▶ _Challenges_
**1)** Reproduce the passage of the case summary starting at "Cezary Nowowiejski v." and ending at "are very wet.", with every character unchanged.
**2)** Locate each line of the listing that contains the string "title", matching case exactly, and copy those lines.

▶ _Quoted text_
Cezary Nowowiejski v. Farmers Insurance Company, Inc. d/b/a Foremost Insurance Company

Filed: Feb 27, 2026
Type: CJ

What's This Case About?

Let’s be real: how many of us have looked up at a leaky ceiling after a storm and whispered, “Please, sweet baby insurance gods, don’t make me fight for this”? But Cezary Nowowiejski didn’t just get a leak—he got a full-on betrayal, allegedly, by his own insurance company, which now stands accused of denying him over $93,000 in rightful wind damage claims while possibly profiting from the denial. And not in some shady backroom deal, but through what the lawsuit claims is a profit-sharing program that rewards employees for underpaying claims. Yes, you read that right. It’s like if your mechanic got a bonus for pretending your brakes weren’t broken. Only this time, it’s a house, and the stakes are very wet.

So who is Cezary Nowowiejski? A homeowner in Tulsa, Oklahoma, living at 3817 South Union Avenue—just another guy trying to keep the elements outside where they belong. And who’s the villain in this story? Farmers Insurance Company, Inc., doing business as Foremost Insurance Company. That’s right—your friendly neighborhood insurer, the one with the ads featuring smiling families and maybe a barn owl or two, now allegedly playing hardball with a policyholder whose roof may have blown off in more ways than one. Nowowiejski had a policy—Policy No. 381-5012702470-02, because nothing says drama like an alphanumeric code—with Foremost, covering his dwelling, other structures, and personal property. And crucially, that policy covered wind damage. Because in Oklahoma, if you don’t have wind coverage, you might as well be living in a cardboard fort during tornado season.

Then came May 24, 2025—the date of loss, as officially assigned by Foremost. That day, or around it, something very windy happened. We don’t know if it was a derecho, a microburst, or just Oklahoma being Oklahoma, but the result was severe damage to Nowowiejski’s property. He did everything by the book: filed a timely claim, submitted documentation, followed procedure. Foremost acknowledged the claim—Claim No. 7009011445-1—and even admitted that water damage was involved and covered under the policy. But here’s where things get twisty: while water damage was accepted, Foremost allegedly denied that wind caused the damage in the first place. And since wind was the covered peril, not water intrusion alone, that denial became the linchpin of the entire dispute. It’s like saying, “Yeah, your car’s totaled, but since the tree that fell on it was swaying in the wind, we don’t cover that.” Makes sense if you’re a robot programmed to deny.

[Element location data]
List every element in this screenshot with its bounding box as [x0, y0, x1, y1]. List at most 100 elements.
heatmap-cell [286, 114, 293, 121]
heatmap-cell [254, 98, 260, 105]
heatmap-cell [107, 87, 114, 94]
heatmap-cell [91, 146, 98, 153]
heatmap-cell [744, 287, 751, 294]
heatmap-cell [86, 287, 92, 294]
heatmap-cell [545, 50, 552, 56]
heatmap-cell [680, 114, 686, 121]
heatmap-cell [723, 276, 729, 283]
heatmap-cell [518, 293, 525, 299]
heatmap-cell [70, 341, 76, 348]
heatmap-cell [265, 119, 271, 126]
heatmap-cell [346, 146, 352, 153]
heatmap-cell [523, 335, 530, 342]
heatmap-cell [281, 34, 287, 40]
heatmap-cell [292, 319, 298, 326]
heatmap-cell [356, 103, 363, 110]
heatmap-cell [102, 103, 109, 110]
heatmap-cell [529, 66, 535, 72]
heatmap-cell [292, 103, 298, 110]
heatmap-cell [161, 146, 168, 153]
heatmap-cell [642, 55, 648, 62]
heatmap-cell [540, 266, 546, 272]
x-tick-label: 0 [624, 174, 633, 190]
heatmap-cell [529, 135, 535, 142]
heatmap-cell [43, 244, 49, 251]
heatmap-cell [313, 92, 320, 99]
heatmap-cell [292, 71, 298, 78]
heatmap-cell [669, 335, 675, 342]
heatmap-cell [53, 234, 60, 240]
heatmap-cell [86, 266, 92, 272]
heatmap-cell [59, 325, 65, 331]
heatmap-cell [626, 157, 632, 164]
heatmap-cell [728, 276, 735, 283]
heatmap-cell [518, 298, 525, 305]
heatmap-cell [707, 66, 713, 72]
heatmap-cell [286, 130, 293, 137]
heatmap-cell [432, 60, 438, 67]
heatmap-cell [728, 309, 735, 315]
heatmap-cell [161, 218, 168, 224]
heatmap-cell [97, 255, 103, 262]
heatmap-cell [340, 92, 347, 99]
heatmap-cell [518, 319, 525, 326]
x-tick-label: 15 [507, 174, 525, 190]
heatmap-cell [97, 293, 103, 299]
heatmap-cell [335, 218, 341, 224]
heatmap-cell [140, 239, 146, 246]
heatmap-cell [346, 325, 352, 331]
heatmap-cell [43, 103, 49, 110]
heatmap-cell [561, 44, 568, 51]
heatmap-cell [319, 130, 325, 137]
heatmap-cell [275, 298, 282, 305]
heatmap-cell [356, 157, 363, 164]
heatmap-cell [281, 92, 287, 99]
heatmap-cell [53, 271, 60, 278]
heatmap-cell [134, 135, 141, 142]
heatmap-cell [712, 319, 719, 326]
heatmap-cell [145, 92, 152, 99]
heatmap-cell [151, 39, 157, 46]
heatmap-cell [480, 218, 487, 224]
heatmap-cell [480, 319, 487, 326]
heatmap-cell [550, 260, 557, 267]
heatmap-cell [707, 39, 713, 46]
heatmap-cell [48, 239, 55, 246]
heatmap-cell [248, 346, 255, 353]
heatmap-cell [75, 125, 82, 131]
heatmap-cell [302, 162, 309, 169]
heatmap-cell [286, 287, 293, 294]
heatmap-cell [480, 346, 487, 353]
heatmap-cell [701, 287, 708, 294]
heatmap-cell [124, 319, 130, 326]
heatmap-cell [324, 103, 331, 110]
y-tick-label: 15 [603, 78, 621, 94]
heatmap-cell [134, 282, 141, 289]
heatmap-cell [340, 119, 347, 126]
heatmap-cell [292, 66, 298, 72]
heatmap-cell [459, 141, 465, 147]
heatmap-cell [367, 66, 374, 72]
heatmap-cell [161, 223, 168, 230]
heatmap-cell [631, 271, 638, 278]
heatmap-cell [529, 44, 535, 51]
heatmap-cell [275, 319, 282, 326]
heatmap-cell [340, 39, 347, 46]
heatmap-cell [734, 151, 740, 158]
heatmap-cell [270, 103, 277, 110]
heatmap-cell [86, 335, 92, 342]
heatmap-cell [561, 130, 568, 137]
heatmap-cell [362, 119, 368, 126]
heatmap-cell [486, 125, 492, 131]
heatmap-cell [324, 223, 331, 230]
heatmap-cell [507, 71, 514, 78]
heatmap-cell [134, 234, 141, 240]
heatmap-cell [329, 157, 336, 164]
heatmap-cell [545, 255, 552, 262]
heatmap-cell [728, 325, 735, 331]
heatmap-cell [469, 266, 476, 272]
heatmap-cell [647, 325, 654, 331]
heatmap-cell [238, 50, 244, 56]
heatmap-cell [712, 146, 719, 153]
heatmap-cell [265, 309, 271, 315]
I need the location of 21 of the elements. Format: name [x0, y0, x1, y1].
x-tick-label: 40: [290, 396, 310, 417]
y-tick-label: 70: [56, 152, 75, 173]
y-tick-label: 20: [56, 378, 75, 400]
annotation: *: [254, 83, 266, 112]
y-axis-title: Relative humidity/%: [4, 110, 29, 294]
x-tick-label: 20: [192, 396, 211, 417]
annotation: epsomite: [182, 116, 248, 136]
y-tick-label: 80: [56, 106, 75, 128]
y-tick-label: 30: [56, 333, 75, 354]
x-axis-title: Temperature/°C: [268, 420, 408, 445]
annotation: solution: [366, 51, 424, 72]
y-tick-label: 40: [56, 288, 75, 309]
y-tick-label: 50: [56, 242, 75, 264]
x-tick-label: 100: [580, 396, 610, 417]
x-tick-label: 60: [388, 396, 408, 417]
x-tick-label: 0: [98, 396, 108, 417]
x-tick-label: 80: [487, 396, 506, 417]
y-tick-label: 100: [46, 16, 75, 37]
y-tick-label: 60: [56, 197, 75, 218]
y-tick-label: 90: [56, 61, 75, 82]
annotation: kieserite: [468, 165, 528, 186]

▶ _Results of the tasks_
**1)**
Cezary Nowowiejski v. Farmers Insurance Company, Inc. d/b/a Foremost Insurance Company

Filed: Feb 27, 2026
Type: CJ

What's This Case About?

Let’s be real: how many of us have looked up at a leaky ceiling after a storm and whispered, “Please, sweet baby insurance gods, don’t make me fight for this”? But Cezary Nowowiejski didn’t just get a leak—he got a full-on betrayal, allegedly, by his own insurance company, which now stands accused of denying him over $93,000 in rightful wind damage claims while possibly profiting from the denial. And not in some shady backroom deal, but through what the lawsuit claims is a profit-sharing program that rewards employees for underpaying claims. Yes, you read that right. It’s like if your mechanic got a bonus for pretending your brakes weren’t broken. Only this time, it’s a house, and the stakes are very wet.

**2)**
y-axis-title: Relative humidity/%: [4, 110, 29, 294]
x-axis-title: Temperature/°C: [268, 420, 408, 445]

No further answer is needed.